** Begin MATERIALS PROVIDED **
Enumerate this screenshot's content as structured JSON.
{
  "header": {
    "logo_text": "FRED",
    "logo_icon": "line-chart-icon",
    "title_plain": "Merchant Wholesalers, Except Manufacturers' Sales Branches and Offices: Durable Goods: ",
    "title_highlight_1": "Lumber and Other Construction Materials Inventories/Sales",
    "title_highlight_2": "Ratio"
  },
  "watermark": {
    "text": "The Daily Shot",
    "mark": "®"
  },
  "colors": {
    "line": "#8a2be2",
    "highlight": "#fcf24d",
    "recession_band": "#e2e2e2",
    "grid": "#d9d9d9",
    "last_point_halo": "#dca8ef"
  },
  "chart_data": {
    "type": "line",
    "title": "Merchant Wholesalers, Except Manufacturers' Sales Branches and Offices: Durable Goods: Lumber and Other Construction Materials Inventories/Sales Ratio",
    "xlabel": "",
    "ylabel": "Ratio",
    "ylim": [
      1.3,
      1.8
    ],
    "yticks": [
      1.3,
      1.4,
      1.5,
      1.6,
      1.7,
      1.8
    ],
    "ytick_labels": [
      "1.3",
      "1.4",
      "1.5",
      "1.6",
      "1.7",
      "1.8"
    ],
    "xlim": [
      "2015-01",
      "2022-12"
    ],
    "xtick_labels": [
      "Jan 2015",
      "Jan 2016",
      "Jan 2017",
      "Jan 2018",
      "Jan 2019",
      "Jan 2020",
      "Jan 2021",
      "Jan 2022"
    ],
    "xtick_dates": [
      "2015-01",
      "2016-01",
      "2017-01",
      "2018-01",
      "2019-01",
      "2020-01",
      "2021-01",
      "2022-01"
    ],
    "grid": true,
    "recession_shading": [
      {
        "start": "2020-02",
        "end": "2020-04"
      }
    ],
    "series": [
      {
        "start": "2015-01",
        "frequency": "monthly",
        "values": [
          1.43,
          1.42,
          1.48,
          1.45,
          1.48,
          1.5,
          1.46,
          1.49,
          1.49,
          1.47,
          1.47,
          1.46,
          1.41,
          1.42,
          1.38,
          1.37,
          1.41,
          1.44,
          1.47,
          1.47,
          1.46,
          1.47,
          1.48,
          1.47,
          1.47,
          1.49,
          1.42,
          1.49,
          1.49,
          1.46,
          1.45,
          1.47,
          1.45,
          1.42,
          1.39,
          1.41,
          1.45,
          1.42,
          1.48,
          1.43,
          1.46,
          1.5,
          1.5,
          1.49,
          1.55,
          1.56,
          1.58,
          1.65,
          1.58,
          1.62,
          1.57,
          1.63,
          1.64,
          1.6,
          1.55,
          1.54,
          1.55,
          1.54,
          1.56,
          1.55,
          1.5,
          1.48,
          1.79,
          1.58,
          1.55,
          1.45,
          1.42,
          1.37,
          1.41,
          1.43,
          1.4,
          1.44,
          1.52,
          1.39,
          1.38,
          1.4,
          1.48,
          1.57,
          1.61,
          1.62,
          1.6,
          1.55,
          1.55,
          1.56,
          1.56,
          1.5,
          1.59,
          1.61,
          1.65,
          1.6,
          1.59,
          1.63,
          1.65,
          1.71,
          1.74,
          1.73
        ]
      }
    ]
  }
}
** End MATERIALS PROVIDED **
— INSTRUCTIONS TO FOLLOW —
Transcribe the whole listing with nothing added or left out.

— FINISHED EXERCISE —
Enumerate this screenshot's content as structured JSON.
{
  "header": {
    "logo_text": "FRED",
    "logo_icon": "line-chart-icon",
    "title_plain": "Merchant Wholesalers, Except Manufacturers' Sales Branches and Offices: Durable Goods: ",
    "title_highlight_1": "Lumber and Other Construction Materials Inventories/Sales",
    "title_highlight_2": "Ratio"
  },
  "watermark": {
    "text": "The Daily Shot",
    "mark": "®"
  },
  "colors": {
    "line": "#8a2be2",
    "highlight": "#fcf24d",
    "recession_band": "#e2e2e2",
    "grid": "#d9d9d9",
    "last_point_halo": "#dca8ef"
  },
  "chart_data": {
    "type": "line",
    "title": "Merchant Wholesalers, Except Manufacturers' Sales Branches and Offices: Durable Goods: Lumber and Other Construction Materials Inventories/Sales Ratio",
    "xlabel": "",
    "ylabel": "Ratio",
    "ylim": [
      1.3,
      1.8
    ],
    "yticks": [
      1.3,
      1.4,
      1.5,
      1.6,
      1.7,
      1.8
    ],
    "ytick_labels": [
      "1.3",
      "1.4",
      "1.5",
      "1.6",
      "1.7",
      "1.8"
    ],
    "xlim": [
      "2015-01",
      "2022-12"
    ],
    "xtick_labels": [
      "Jan 2015",
      "Jan 2016",
      "Jan 2017",
      "Jan 2018",
      "Jan 2019",
      "Jan 2020",
      "Jan 2021",
      "Jan 2022"
    ],
    "xtick_dates": [
      "2015-01",
      "2016-01",
      "2017-01",
      "2018-01",
      "2019-01",
      "2020-01",
      "2021-01",
      "2022-01"
    ],
    "grid": true,
    "recession_shading": [
      {
        "start": "2020-02",
        "end": "2020-04"
      }
    ],
    "series": [
      {
        "start": "2015-01",
        "frequency": "monthly",
        "values": [
          1.43,
          1.42,
          1.48,
          1.45,
          1.48,
          1.5,
          1.46,
          1.49,
          1.49,
          1.47,
          1.47,
          1.46,
          1.41,
          1.42,
          1.38,
          1.37,
          1.41,
          1.44,
          1.47,
          1.47,
          1.46,
          1.47,
          1.48,
          1.47,
          1.47,
          1.49,
          1.42,
          1.49,
          1.49,
          1.46,
          1.45,
          1.47,
          1.45,
          1.42,
          1.39,
          1.41,
          1.45,
          1.42,
          1.48,
          1.43,
          1.46,
          1.5,
          1.5,
          1.49,
          1.55,
          1.56,
          1.58,
          1.65,
          1.58,
          1.62,
          1.57,
          1.63,
          1.64,
          1.6,
          1.55,
          1.54,
          1.55,
          1.54,
          1.56,
          1.55,
          1.5,
          1.48,
          1.79,
          1.58,
          1.55,
          1.45,
          1.42,
          1.37,
          1.41,
          1.43,
          1.4,
          1.44,
          1.52,
          1.39,
          1.38,
          1.4,
          1.48,
          1.57,
          1.61,
          1.62,
          1.6,
          1.55,
          1.55,
          1.56,
          1.56,
          1.5,
          1.59,
          1.61,
          1.65,
          1.6,
          1.59,
          1.63,
          1.65,
          1.71,
          1.74,
          1.73
        ]
      }
    ]
  }
}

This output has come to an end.